## Exercise prompt
Give only the number of lines below that contain the word "JSON".

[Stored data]

---*---

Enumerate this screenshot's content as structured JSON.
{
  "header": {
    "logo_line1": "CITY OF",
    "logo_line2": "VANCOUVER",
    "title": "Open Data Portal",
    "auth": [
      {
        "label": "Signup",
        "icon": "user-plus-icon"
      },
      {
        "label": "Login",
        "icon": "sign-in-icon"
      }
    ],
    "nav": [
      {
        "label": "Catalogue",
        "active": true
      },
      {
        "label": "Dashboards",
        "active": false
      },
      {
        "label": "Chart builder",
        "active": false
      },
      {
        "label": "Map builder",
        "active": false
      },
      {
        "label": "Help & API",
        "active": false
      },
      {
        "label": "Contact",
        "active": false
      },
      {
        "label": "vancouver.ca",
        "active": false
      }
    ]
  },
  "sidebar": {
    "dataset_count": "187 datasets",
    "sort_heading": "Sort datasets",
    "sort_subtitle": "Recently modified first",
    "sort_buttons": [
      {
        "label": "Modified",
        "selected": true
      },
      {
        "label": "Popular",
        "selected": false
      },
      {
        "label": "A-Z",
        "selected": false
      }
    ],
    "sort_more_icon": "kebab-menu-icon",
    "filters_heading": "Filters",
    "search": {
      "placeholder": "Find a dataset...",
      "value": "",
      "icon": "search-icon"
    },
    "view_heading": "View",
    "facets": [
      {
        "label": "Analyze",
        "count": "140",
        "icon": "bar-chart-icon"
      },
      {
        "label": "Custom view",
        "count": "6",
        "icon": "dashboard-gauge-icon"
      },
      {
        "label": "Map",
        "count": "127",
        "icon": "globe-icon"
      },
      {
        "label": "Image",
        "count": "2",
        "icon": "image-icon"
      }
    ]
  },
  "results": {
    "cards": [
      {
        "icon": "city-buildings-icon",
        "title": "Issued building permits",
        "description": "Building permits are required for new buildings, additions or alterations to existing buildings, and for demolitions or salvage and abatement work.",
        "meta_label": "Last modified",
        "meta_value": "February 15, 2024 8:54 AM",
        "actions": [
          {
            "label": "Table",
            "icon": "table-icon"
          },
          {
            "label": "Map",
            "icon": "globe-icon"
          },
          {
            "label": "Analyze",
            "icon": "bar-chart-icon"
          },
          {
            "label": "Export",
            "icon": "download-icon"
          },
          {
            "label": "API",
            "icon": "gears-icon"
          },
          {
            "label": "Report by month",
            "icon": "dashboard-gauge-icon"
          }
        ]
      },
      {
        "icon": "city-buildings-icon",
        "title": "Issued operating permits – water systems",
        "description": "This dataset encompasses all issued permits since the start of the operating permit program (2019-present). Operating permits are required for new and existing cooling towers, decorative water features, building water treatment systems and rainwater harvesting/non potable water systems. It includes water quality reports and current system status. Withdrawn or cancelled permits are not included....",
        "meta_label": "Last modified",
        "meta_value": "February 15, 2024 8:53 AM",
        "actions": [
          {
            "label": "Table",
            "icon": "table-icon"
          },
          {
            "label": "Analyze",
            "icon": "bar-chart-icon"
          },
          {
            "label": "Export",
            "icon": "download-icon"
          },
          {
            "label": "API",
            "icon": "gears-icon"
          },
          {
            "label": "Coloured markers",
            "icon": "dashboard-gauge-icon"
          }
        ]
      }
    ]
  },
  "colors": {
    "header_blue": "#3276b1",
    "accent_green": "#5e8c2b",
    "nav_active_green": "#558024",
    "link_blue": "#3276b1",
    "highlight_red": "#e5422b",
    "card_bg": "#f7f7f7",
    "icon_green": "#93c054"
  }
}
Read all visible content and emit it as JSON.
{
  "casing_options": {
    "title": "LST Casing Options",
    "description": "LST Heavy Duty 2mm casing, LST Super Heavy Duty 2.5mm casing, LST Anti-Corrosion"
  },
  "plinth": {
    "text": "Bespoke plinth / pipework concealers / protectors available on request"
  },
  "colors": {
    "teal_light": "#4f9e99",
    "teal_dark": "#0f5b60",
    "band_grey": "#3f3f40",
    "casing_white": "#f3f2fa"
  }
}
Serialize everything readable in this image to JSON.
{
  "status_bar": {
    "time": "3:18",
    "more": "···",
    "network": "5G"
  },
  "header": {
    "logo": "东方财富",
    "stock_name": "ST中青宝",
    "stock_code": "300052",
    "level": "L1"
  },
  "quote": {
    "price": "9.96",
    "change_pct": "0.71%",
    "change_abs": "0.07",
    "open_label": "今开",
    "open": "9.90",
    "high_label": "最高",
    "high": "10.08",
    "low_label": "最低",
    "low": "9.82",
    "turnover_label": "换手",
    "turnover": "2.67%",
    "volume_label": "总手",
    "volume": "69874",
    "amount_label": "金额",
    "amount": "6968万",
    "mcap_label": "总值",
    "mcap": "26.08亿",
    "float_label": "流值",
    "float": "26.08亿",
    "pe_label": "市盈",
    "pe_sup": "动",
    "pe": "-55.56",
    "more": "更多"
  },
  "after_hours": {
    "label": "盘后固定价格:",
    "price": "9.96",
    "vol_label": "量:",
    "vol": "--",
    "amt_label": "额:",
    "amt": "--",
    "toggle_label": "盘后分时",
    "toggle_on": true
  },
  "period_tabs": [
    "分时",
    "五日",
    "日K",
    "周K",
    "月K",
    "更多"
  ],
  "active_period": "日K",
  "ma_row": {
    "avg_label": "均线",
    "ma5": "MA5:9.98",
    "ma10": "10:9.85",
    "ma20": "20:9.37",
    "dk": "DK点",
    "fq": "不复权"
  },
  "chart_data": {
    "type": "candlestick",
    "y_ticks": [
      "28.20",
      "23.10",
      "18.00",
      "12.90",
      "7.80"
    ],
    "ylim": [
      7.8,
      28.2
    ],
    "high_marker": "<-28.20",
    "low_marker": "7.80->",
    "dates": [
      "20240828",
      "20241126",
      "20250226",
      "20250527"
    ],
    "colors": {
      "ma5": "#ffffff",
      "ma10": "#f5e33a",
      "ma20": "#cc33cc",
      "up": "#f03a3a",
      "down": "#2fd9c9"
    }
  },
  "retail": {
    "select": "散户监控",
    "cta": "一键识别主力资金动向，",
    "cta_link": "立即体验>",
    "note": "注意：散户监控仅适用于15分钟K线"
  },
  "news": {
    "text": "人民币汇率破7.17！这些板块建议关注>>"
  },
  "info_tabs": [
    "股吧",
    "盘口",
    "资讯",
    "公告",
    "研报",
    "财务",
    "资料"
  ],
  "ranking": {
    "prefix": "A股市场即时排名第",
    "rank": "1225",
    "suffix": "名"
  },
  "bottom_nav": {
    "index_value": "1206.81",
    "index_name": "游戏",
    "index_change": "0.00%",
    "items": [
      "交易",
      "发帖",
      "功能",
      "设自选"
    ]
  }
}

---*---

## Problem solution
3